Zitiere alle Zeilen der folgenden Datensätze wörtlich und ohne Änderung.

• • •

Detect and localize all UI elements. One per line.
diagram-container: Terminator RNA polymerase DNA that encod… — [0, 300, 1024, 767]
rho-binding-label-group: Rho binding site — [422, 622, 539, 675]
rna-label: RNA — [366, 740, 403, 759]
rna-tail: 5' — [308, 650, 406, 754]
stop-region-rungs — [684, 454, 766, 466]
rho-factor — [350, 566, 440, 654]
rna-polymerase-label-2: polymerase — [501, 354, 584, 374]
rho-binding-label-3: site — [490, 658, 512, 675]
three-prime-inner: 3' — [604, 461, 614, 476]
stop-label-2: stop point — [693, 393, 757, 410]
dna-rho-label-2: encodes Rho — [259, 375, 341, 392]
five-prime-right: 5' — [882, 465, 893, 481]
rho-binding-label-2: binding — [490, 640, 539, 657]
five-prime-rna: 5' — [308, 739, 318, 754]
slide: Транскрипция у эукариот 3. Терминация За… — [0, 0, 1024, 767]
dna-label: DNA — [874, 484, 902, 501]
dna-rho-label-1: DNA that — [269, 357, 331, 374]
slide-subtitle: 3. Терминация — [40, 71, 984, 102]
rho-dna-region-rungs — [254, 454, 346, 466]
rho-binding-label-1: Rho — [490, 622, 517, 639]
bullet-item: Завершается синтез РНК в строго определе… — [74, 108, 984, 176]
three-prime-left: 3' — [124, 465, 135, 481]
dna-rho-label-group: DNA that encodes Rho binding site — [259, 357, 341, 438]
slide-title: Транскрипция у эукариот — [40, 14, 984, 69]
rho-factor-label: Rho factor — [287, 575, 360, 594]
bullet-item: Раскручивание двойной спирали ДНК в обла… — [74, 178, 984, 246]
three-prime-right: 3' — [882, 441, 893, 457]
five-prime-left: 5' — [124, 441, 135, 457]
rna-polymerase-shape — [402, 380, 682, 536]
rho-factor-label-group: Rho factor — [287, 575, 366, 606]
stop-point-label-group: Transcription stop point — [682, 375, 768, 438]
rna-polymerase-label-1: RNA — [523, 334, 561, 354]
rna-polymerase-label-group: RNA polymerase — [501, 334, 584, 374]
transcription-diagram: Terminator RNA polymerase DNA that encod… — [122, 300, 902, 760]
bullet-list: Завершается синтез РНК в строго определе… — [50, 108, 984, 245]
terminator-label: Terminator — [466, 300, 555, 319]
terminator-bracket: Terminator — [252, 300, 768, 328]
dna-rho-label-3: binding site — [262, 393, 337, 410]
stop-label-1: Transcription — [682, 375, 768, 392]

• • •

§ LÖSUNG DER AUFGABE:
Detect and localize all UI elements. One per line.
diagram-container: Terminator RNA polymerase DNA that encod… — [0, 300, 1024, 767]
rho-binding-label-group: Rho binding site — [422, 622, 539, 675]
rna-label: RNA — [366, 740, 403, 759]
rna-tail: 5' — [308, 650, 406, 754]
stop-region-rungs — [684, 454, 766, 466]
rho-factor — [350, 566, 440, 654]
rna-polymerase-label-2: polymerase — [501, 354, 584, 374]
rho-binding-label-3: site — [490, 658, 512, 675]
three-prime-inner: 3' — [604, 461, 614, 476]
stop-label-2: stop point — [693, 393, 757, 410]
dna-rho-label-2: encodes Rho — [259, 375, 341, 392]
five-prime-right: 5' — [882, 465, 893, 481]
rho-binding-label-2: binding — [490, 640, 539, 657]
five-prime-rna: 5' — [308, 739, 318, 754]
slide: Транскрипция у эукариот 3. Терминация За… — [0, 0, 1024, 767]
dna-label: DNA — [874, 484, 902, 501]
dna-rho-label-1: DNA that — [269, 357, 331, 374]
slide-subtitle: 3. Терминация — [40, 71, 984, 102]
rho-dna-region-rungs — [254, 454, 346, 466]
rho-binding-label-1: Rho — [490, 622, 517, 639]
bullet-item: Завершается синтез РНК в строго определе… — [74, 108, 984, 176]
three-prime-left: 3' — [124, 465, 135, 481]
dna-rho-label-group: DNA that encodes Rho binding site — [259, 357, 341, 438]
slide-title: Транскрипция у эукариот — [40, 14, 984, 69]
rho-factor-label: Rho factor — [287, 575, 360, 594]
bullet-item: Раскручивание двойной спирали ДНК в обла… — [74, 178, 984, 246]
three-prime-right: 3' — [882, 441, 893, 457]
five-prime-left: 5' — [124, 441, 135, 457]
rna-polymerase-shape — [402, 380, 682, 536]
rho-factor-label-group: Rho factor — [287, 575, 366, 606]
stop-point-label-group: Transcription stop point — [682, 375, 768, 438]
rna-polymerase-label-1: RNA — [523, 334, 561, 354]
rna-polymerase-label-group: RNA polymerase — [501, 334, 584, 374]
transcription-diagram: Terminator RNA polymerase DNA that encod… — [122, 300, 902, 760]
bullet-list: Завершается синтез РНК в строго определе… — [50, 108, 984, 245]
terminator-label: Terminator — [466, 300, 555, 319]
terminator-bracket: Terminator — [252, 300, 768, 328]
dna-rho-label-3: binding site — [262, 393, 337, 410]
stop-label-1: Transcription — [682, 375, 768, 392]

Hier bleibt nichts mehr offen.